Stored data
(begin)

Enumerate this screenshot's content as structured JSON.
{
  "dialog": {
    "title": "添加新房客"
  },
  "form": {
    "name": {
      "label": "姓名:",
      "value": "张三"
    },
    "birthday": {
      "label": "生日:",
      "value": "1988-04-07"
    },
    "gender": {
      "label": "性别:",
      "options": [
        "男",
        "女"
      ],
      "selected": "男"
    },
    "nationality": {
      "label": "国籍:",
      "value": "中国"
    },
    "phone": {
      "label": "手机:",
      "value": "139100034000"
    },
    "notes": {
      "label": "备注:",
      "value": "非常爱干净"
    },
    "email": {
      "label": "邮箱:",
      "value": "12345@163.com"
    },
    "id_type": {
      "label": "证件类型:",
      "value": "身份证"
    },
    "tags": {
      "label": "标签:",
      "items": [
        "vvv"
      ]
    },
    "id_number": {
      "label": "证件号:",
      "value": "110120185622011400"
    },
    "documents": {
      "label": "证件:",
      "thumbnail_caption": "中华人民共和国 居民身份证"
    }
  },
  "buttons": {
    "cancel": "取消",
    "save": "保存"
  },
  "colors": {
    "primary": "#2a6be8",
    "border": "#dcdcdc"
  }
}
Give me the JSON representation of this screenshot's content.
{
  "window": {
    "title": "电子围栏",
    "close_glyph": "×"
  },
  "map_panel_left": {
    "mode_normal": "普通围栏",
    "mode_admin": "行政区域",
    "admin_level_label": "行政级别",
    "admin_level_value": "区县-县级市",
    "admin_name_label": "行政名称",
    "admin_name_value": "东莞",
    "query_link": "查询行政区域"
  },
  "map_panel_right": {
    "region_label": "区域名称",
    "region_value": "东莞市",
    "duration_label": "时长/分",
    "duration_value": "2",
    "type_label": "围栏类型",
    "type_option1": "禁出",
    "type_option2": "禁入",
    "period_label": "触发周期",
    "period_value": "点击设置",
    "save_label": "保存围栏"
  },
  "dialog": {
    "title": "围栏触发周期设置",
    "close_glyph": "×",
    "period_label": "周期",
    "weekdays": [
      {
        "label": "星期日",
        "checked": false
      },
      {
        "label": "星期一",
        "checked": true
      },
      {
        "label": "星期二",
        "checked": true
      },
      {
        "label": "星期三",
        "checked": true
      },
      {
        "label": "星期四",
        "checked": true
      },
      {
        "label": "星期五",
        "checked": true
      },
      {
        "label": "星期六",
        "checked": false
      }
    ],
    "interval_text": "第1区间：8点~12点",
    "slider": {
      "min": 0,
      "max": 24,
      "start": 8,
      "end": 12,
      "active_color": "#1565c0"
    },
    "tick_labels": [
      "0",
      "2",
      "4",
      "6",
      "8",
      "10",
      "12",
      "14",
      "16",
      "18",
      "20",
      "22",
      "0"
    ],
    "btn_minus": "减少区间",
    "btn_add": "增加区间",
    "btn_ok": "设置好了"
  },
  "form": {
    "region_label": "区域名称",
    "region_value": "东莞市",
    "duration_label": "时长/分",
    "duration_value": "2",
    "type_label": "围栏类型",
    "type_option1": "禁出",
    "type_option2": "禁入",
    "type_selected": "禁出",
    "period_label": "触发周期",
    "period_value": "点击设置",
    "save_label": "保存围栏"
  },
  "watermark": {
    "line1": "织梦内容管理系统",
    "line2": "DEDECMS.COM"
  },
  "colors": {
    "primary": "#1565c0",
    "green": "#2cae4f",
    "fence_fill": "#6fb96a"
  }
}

(end)

• Short exercise: Copy out each record, keeping every word as it is.

• Answer to the problem:
Enumerate this screenshot's content as structured JSON.
{
  "dialog": {
    "title": "添加新房客"
  },
  "form": {
    "name": {
      "label": "姓名:",
      "value": "张三"
    },
    "birthday": {
      "label": "生日:",
      "value": "1988-04-07"
    },
    "gender": {
      "label": "性别:",
      "options": [
        "男",
        "女"
      ],
      "selected": "男"
    },
    "nationality": {
      "label": "国籍:",
      "value": "中国"
    },
    "phone": {
      "label": "手机:",
      "value": "139100034000"
    },
    "notes": {
      "label": "备注:",
      "value": "非常爱干净"
    },
    "email": {
      "label": "邮箱:",
      "value": "12345@163.com"
    },
    "id_type": {
      "label": "证件类型:",
      "value": "身份证"
    },
    "tags": {
      "label": "标签:",
      "items": [
        "vvv"
      ]
    },
    "id_number": {
      "label": "证件号:",
      "value": "110120185622011400"
    },
    "documents": {
      "label": "证件:",
      "thumbnail_caption": "中华人民共和国 居民身份证"
    }
  },
  "buttons": {
    "cancel": "取消",
    "save": "保存"
  },
  "colors": {
    "primary": "#2a6be8",
    "border": "#dcdcdc"
  }
}
Give me the JSON representation of this screenshot's content.
{
  "window": {
    "title": "电子围栏",
    "close_glyph": "×"
  },
  "map_panel_left": {
    "mode_normal": "普通围栏",
    "mode_admin": "行政区域",
    "admin_level_label": "行政级别",
    "admin_level_value": "区县-县级市",
    "admin_name_label": "行政名称",
    "admin_name_value": "东莞",
    "query_link": "查询行政区域"
  },
  "map_panel_right": {
    "region_label": "区域名称",
    "region_value": "东莞市",
    "duration_label": "时长/分",
    "duration_value": "2",
    "type_label": "围栏类型",
    "type_option1": "禁出",
    "type_option2": "禁入",
    "period_label": "触发周期",
    "period_value": "点击设置",
    "save_label": "保存围栏"
  },
  "dialog": {
    "title": "围栏触发周期设置",
    "close_glyph": "×",
    "period_label": "周期",
    "weekdays": [
      {
        "label": "星期日",
        "checked": false
      },
      {
        "label": "星期一",
        "checked": true
      },
      {
        "label": "星期二",
        "checked": true
      },
      {
        "label": "星期三",
        "checked": true
      },
      {
        "label": "星期四",
        "checked": true
      },
      {
        "label": "星期五",
        "checked": true
      },
      {
        "label": "星期六",
        "checked": false
      }
    ],
    "interval_text": "第1区间：8点~12点",
    "slider": {
      "min": 0,
      "max": 24,
      "start": 8,
      "end": 12,
      "active_color": "#1565c0"
    },
    "tick_labels": [
      "0",
      "2",
      "4",
      "6",
      "8",
      "10",
      "12",
      "14",
      "16",
      "18",
      "20",
      "22",
      "0"
    ],
    "btn_minus": "减少区间",
    "btn_add": "增加区间",
    "btn_ok": "设置好了"
  },
  "form": {
    "region_label": "区域名称",
    "region_value": "东莞市",
    "duration_label": "时长/分",
    "duration_value": "2",
    "type_label": "围栏类型",
    "type_option1": "禁出",
    "type_option2": "禁入",
    "type_selected": "禁出",
    "period_label": "触发周期",
    "period_value": "点击设置",
    "save_label": "保存围栏"
  },
  "watermark": {
    "line1": "织梦内容管理系统",
    "line2": "DEDECMS.COM"
  },
  "colors": {
    "primary": "#1565c0",
    "green": "#2cae4f",
    "fence_fill": "#6fb96a"
  }
}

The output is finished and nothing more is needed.